***** STORED DATA

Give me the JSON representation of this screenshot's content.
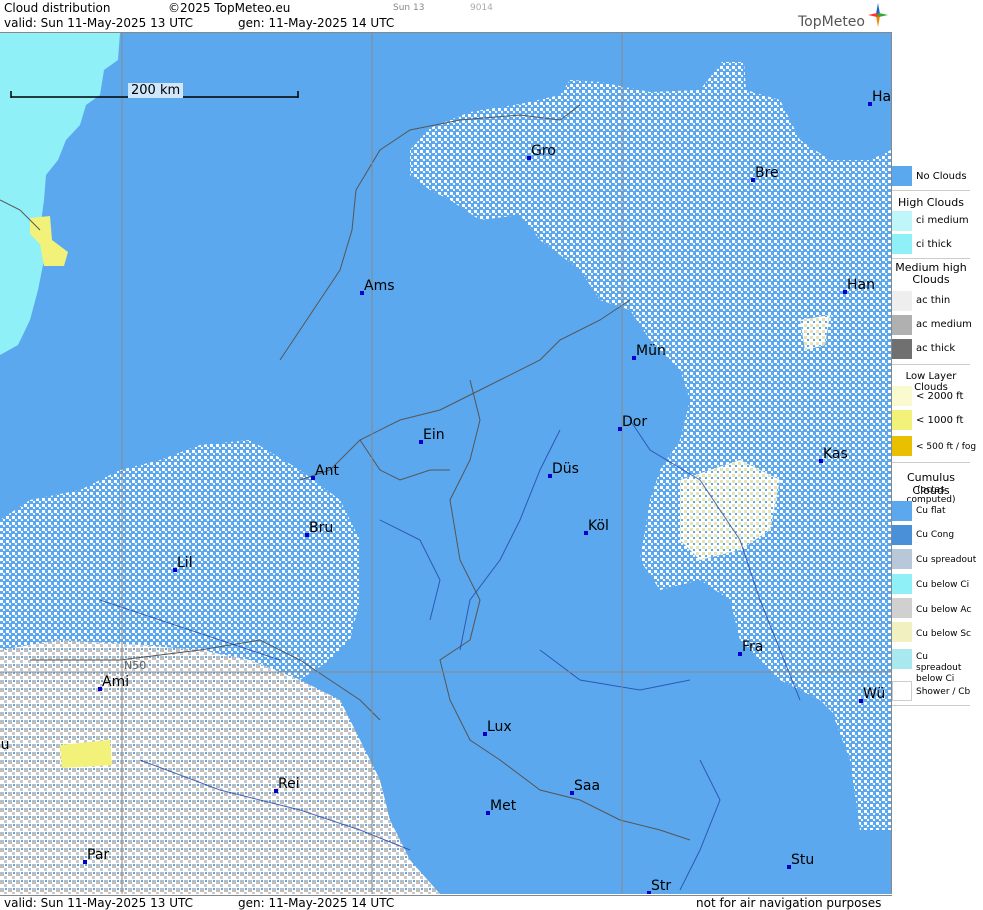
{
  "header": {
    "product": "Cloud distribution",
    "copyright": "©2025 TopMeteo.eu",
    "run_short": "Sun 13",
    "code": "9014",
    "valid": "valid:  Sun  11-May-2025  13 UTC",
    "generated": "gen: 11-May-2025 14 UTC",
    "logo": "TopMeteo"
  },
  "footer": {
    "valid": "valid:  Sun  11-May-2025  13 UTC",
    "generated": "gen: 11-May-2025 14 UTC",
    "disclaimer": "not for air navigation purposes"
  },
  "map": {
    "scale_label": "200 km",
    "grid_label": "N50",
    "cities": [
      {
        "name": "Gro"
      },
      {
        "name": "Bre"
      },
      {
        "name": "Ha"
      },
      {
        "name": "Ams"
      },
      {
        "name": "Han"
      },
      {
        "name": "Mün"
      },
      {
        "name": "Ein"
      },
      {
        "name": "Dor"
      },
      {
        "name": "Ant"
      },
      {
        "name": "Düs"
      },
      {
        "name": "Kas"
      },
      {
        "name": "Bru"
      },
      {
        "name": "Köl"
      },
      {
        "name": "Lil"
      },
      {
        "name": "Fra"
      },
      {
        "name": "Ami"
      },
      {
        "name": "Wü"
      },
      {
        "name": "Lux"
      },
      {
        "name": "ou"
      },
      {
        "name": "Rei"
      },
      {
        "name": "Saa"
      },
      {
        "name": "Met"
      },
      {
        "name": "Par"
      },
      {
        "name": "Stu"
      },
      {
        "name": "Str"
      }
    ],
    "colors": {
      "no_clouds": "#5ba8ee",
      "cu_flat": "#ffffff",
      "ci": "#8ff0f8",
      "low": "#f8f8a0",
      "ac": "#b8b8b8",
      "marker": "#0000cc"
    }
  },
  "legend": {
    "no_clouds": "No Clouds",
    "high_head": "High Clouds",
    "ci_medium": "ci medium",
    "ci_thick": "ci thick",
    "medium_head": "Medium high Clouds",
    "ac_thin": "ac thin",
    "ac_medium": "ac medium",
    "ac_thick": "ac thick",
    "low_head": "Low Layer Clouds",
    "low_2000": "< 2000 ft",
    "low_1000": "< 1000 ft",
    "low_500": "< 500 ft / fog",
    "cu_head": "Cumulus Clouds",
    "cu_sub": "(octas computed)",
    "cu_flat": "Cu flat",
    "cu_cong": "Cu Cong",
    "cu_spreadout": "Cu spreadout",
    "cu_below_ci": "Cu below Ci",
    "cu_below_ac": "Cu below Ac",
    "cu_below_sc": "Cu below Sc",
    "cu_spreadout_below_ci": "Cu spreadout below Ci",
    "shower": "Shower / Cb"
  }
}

**********
***** STORED DATA

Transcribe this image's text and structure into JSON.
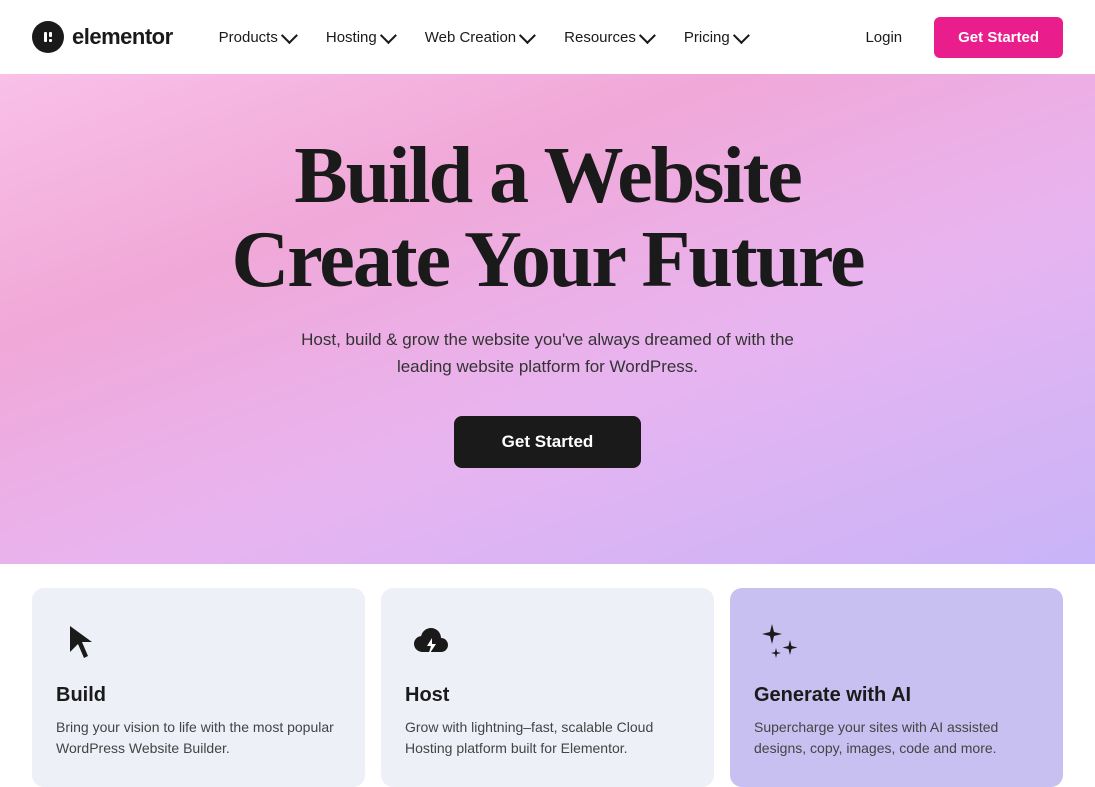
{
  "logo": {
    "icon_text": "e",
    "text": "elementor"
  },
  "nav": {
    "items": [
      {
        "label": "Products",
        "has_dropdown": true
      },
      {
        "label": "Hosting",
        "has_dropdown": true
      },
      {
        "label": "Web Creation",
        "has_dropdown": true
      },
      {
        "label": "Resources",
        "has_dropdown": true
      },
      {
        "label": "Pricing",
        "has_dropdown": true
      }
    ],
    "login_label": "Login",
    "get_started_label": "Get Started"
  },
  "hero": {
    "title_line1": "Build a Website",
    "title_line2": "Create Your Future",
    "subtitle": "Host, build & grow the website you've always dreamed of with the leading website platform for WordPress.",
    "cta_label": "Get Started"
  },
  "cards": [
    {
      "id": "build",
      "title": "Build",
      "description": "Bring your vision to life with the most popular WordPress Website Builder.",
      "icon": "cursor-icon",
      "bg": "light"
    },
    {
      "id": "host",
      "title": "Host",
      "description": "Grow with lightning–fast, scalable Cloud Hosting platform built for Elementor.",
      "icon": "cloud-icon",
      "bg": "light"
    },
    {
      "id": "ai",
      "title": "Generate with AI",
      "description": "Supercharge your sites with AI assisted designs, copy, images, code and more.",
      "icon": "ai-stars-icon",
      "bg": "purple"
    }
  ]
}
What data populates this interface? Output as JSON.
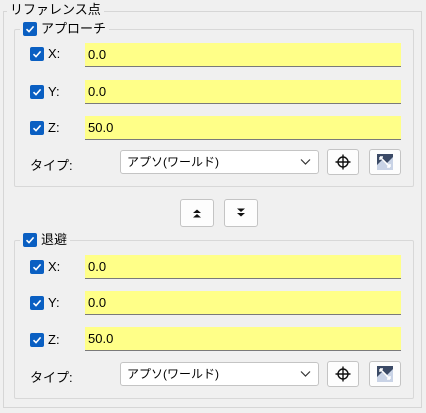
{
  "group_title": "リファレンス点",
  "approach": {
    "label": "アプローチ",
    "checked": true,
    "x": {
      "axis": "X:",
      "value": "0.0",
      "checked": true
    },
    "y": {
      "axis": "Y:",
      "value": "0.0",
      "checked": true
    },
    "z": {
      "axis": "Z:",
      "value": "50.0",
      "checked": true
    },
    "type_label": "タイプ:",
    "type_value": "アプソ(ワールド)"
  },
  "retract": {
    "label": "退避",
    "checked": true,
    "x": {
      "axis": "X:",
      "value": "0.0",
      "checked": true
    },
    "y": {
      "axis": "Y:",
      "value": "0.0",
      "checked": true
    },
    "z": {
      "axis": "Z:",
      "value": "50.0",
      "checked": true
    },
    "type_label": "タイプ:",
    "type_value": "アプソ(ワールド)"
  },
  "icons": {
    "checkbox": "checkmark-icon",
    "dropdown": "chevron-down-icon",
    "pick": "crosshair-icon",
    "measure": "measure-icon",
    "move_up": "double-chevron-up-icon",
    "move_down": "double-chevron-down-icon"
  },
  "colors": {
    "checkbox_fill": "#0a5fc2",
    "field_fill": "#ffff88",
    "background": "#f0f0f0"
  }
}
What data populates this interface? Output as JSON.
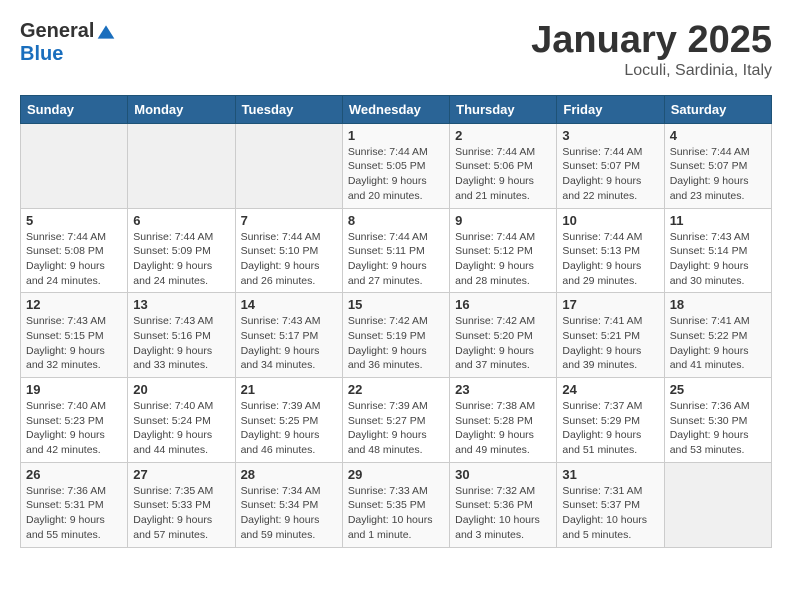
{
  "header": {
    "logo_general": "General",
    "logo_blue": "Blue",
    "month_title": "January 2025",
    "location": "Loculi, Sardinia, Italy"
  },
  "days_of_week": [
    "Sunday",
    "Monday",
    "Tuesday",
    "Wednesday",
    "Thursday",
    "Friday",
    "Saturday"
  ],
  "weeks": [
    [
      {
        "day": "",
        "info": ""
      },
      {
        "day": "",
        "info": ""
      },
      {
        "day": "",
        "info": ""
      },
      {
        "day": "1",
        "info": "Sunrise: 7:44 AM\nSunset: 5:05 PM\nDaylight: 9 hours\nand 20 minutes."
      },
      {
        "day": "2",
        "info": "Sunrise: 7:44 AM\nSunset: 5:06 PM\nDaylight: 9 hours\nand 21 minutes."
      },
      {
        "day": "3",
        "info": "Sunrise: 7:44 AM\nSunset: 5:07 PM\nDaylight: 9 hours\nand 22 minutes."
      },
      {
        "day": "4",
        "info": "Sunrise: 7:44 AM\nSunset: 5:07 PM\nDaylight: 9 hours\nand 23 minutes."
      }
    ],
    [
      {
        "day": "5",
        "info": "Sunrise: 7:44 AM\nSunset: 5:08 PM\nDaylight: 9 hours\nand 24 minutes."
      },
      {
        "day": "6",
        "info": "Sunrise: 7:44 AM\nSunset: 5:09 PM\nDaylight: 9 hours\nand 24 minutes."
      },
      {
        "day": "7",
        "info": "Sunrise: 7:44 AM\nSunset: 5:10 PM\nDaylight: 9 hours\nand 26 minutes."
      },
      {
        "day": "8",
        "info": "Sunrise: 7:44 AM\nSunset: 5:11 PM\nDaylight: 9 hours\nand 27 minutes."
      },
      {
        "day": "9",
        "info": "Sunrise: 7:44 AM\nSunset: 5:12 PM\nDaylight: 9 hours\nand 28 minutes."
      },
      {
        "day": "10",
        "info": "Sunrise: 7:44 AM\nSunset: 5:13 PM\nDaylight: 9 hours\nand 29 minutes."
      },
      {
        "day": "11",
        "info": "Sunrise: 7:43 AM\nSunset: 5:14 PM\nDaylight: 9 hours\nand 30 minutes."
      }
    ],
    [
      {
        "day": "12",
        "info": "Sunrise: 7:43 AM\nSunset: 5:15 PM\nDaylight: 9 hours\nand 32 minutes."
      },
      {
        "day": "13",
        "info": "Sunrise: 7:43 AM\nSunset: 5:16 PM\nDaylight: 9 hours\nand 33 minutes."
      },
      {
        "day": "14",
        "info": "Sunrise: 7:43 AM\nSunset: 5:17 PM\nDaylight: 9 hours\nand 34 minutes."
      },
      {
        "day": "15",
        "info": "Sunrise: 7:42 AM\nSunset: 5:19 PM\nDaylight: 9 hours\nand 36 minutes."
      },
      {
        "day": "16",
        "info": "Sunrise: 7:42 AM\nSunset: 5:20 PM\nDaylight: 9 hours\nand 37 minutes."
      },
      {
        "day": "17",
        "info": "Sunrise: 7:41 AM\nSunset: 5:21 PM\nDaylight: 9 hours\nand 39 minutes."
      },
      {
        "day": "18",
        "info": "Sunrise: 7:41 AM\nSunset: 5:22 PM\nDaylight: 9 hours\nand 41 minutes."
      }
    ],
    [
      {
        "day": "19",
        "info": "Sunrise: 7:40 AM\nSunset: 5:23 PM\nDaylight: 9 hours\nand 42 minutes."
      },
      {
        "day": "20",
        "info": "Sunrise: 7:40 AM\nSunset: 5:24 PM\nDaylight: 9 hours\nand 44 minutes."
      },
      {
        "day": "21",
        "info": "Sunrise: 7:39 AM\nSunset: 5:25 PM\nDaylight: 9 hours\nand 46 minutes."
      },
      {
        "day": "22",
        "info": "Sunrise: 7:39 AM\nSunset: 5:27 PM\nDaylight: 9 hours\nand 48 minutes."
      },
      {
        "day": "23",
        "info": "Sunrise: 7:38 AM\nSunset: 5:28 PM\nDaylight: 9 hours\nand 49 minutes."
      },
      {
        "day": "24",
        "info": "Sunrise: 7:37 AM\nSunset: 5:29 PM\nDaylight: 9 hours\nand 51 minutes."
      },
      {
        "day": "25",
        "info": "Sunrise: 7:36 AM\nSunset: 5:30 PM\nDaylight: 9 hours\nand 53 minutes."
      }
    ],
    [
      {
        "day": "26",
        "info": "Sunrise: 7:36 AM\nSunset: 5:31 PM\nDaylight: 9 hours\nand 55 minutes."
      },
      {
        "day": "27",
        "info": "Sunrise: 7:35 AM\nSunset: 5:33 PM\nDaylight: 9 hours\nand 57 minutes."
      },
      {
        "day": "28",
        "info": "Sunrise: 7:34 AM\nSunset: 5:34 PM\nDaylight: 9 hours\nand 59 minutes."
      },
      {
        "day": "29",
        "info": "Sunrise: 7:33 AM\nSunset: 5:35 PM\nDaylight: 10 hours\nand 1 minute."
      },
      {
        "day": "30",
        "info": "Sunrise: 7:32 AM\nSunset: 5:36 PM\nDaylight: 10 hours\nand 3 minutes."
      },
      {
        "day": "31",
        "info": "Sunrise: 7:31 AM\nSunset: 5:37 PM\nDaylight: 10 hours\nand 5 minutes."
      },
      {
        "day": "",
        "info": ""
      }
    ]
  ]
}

**********

| WHAT YOU SHOULD DO |
Go through the records above, find every line with the word "description", and list those lines.

| REPLY TO THE EXERCISE |
      "description": "Bring your vision to life with the most popular WordPress Website Builder.",
      "description": "Grow with lightning–fast, scalable Cloud Hosting platform built for Elementor.",
      "description": "Supercharge your sites with AI assisted designs, copy, images, code and more.",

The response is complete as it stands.